> **SHORT EXERCISE**: Find the lines with the string "response" and return them.

[start INFORMATION SHOWN]

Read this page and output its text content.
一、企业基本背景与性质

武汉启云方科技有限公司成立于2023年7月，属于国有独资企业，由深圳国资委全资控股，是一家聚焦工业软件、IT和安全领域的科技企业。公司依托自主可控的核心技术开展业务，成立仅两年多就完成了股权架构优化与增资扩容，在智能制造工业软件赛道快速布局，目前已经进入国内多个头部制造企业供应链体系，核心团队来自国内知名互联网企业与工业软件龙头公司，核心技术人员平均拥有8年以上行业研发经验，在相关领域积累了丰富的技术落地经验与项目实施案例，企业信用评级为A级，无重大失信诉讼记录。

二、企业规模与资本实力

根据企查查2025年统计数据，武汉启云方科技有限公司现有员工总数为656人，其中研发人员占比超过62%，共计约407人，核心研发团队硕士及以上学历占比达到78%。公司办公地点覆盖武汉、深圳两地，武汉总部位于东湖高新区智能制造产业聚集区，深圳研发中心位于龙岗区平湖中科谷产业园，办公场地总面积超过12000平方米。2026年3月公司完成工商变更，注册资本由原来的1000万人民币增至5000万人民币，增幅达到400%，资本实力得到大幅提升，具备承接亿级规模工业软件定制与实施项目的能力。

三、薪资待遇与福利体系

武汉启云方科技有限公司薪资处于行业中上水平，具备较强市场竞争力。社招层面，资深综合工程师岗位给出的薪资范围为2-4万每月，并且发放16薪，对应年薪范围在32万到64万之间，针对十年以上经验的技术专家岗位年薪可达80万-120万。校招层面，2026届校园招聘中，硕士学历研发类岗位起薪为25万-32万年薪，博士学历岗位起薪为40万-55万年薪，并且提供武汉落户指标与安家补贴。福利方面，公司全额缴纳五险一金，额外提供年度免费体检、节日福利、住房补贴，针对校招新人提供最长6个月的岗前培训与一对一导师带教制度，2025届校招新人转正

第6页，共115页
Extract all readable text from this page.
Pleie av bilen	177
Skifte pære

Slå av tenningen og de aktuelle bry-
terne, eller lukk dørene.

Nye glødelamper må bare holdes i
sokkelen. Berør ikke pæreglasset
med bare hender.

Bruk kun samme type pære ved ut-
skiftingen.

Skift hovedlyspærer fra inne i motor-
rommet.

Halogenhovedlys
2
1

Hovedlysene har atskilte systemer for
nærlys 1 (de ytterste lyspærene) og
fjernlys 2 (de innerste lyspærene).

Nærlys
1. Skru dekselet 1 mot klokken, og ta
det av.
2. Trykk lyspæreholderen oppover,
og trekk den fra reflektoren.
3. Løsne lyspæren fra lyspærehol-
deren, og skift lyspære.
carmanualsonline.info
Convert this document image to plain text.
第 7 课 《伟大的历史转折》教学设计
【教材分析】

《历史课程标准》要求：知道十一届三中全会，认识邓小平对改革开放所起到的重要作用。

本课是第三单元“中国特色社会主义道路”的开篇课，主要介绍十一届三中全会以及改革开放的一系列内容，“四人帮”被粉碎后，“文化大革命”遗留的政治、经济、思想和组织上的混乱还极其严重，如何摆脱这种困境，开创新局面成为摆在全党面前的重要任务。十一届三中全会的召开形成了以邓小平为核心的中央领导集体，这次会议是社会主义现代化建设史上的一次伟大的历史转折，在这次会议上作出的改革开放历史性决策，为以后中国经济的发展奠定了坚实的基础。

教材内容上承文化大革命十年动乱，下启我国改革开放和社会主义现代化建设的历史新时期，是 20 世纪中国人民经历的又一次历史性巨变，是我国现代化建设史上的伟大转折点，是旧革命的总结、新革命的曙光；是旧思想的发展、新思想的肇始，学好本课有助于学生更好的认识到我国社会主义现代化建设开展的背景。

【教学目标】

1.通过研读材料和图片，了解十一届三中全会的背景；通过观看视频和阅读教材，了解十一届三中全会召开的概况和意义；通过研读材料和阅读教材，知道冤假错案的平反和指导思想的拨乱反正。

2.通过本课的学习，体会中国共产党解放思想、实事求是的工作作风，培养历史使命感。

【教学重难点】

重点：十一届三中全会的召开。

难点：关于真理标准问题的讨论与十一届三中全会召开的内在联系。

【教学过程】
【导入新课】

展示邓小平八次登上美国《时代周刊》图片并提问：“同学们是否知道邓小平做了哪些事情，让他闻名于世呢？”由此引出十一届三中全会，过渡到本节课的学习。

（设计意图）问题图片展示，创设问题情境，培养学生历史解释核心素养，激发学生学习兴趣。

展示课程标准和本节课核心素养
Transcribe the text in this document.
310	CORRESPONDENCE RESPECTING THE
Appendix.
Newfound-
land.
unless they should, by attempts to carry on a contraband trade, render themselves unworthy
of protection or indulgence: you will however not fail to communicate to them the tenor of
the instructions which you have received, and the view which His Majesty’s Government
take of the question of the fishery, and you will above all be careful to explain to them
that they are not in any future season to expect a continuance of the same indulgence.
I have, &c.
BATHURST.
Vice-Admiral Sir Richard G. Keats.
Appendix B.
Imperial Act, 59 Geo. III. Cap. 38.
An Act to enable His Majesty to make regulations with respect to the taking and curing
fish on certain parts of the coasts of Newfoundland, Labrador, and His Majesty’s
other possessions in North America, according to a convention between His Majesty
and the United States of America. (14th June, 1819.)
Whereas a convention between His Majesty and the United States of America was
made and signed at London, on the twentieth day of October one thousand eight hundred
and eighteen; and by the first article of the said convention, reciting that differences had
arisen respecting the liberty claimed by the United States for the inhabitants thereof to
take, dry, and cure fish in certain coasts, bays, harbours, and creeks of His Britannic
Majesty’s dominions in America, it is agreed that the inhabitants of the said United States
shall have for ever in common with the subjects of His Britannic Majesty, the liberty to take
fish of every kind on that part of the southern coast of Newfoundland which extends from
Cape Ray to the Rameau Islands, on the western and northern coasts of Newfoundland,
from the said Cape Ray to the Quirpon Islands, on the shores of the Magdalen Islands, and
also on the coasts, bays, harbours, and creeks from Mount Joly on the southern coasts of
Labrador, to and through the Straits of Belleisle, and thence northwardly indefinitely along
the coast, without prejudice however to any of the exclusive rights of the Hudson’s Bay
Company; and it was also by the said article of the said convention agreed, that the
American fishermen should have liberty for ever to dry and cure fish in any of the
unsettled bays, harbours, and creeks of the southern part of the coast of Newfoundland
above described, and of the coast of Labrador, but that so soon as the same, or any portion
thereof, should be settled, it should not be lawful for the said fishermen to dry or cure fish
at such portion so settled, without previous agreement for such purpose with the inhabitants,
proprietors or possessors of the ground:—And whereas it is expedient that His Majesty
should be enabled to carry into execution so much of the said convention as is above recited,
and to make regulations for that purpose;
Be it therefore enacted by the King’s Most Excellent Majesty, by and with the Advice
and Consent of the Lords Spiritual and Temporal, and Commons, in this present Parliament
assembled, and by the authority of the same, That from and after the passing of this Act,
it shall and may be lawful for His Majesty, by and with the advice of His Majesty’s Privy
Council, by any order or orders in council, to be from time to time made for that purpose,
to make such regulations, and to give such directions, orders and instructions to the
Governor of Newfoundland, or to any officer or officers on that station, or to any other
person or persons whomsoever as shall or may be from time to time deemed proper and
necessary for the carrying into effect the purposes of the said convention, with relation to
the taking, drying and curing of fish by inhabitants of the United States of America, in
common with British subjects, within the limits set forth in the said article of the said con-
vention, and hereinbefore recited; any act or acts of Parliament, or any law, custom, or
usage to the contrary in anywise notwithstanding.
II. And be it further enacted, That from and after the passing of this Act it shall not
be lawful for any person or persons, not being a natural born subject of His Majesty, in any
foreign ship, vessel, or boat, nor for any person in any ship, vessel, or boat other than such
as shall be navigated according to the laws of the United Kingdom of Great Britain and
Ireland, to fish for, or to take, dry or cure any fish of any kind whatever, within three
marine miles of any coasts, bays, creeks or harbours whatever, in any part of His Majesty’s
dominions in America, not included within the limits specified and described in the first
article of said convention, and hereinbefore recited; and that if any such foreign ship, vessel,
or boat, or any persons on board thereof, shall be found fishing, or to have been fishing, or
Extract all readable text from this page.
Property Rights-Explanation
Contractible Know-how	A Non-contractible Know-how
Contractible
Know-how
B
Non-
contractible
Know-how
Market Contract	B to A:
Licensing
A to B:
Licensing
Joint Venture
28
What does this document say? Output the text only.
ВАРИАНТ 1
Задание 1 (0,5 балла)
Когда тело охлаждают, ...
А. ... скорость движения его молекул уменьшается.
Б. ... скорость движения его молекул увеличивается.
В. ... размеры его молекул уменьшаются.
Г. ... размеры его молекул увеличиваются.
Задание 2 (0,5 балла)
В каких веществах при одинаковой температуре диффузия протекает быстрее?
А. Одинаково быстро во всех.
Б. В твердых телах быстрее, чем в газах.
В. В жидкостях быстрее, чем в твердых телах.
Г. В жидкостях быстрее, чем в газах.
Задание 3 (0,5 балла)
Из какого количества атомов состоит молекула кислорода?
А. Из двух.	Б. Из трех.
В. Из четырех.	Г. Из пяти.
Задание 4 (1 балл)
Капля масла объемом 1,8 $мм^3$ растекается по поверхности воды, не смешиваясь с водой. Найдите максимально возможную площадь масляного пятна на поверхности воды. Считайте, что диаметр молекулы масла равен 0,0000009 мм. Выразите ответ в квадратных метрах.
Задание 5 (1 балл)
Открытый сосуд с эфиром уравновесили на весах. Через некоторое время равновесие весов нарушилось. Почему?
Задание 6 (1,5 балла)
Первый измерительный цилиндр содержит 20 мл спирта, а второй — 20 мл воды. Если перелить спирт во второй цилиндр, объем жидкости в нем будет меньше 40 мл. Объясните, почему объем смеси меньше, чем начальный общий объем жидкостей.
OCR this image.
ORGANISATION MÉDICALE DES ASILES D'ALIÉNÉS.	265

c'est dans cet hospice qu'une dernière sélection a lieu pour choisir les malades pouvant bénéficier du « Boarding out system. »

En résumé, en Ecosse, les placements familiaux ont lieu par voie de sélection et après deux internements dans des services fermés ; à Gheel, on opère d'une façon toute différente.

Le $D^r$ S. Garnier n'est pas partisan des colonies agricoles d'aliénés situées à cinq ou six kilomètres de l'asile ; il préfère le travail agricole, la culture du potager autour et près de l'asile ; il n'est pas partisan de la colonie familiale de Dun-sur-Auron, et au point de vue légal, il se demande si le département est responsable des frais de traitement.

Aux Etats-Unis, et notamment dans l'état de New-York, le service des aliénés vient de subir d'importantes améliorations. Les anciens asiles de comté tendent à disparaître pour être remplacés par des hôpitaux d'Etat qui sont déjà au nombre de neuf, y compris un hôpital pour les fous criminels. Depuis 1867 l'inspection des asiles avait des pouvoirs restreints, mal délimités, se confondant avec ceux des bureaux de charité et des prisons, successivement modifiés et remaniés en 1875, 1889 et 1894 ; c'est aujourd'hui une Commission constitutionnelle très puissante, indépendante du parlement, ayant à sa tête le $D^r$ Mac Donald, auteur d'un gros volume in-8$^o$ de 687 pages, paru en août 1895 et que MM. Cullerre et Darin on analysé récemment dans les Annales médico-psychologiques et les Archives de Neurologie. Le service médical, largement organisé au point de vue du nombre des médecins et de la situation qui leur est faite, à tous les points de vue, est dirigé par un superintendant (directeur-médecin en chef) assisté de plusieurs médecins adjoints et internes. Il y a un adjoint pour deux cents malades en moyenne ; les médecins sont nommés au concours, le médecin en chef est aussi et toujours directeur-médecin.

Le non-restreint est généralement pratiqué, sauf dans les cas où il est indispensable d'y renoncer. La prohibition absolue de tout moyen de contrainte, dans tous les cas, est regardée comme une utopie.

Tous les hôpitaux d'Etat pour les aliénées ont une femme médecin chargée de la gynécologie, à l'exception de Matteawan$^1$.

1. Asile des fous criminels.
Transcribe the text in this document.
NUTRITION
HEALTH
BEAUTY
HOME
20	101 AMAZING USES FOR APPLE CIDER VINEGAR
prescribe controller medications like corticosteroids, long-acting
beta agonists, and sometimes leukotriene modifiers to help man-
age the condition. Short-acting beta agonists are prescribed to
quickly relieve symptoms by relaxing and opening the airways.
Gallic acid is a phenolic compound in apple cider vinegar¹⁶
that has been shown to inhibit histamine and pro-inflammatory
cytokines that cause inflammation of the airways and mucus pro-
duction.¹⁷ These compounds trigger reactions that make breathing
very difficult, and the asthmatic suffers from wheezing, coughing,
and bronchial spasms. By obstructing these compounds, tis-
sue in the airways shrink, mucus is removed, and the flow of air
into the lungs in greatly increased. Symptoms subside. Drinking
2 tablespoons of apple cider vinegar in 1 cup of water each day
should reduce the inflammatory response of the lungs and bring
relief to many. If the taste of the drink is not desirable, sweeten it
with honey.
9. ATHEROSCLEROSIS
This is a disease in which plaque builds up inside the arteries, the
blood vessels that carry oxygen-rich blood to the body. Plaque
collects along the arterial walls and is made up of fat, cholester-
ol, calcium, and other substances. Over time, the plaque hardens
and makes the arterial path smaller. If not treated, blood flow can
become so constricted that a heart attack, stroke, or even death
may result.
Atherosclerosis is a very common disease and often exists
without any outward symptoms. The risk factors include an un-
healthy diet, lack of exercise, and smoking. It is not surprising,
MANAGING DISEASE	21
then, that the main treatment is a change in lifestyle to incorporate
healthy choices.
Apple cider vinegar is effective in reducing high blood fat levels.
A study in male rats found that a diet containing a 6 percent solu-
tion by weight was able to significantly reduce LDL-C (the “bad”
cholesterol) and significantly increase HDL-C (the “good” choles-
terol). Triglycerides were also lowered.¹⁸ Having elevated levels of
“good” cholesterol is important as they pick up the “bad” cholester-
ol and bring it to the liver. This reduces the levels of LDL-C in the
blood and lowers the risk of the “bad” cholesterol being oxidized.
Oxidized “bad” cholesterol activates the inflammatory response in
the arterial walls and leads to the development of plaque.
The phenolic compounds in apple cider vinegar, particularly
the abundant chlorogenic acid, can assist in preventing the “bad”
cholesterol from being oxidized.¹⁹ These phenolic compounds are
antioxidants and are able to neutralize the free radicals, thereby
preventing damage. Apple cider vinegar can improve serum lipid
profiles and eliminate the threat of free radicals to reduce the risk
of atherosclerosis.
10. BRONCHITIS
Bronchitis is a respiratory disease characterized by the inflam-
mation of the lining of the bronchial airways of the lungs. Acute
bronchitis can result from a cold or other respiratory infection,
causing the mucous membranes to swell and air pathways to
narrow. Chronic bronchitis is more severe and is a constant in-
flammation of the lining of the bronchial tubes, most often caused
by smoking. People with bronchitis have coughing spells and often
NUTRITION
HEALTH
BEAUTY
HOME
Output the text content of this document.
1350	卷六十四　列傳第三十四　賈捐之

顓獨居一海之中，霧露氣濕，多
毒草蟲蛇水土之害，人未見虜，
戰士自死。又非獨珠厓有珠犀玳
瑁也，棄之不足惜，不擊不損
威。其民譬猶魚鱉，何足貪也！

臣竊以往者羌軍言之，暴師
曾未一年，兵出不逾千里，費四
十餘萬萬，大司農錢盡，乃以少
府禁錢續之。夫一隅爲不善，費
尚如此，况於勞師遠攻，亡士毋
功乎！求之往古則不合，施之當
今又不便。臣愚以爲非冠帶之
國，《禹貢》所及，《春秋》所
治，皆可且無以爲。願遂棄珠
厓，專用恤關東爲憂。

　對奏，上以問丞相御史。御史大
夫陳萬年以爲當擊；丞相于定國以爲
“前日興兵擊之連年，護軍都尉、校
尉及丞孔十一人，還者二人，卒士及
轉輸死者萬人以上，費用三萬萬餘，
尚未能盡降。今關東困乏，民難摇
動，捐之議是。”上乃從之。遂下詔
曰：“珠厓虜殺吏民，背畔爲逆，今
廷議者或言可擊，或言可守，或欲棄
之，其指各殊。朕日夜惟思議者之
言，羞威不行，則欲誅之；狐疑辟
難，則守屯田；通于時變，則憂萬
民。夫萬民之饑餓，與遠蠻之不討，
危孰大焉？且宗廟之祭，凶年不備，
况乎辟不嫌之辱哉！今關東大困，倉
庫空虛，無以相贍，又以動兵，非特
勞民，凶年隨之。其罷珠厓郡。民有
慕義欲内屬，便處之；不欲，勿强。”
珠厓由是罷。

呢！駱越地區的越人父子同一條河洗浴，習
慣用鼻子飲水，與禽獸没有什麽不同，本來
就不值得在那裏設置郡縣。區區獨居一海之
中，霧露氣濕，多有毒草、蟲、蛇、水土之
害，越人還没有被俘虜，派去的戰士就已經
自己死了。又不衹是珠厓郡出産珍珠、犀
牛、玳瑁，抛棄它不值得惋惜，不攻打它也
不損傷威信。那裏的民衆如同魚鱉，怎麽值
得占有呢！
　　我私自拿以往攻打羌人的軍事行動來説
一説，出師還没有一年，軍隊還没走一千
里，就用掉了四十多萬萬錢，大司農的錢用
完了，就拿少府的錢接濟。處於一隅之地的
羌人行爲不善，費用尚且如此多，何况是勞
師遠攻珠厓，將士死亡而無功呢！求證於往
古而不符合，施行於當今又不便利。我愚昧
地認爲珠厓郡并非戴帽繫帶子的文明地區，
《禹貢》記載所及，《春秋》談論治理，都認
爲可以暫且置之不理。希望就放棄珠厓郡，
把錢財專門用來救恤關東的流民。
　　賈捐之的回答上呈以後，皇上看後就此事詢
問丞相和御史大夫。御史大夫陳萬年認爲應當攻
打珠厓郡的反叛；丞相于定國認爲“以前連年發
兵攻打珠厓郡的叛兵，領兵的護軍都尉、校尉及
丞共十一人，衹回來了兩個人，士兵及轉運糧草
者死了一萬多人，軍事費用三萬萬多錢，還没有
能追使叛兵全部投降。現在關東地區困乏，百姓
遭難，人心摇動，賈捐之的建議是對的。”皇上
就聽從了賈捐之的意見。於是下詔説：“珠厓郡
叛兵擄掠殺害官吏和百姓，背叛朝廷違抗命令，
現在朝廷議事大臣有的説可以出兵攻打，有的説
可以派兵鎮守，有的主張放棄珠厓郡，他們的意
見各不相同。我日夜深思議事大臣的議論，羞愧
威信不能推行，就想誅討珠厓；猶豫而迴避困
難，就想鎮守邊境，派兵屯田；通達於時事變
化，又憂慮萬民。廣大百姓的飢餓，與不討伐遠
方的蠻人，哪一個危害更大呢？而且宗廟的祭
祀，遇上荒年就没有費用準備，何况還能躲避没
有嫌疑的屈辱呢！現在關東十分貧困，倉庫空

[end INFORMATION SHOWN]

> **SOLUTION**:
should reduce the inflammatory response of the lungs and bring
Oxidized “bad” cholesterol activates the inflammatory response in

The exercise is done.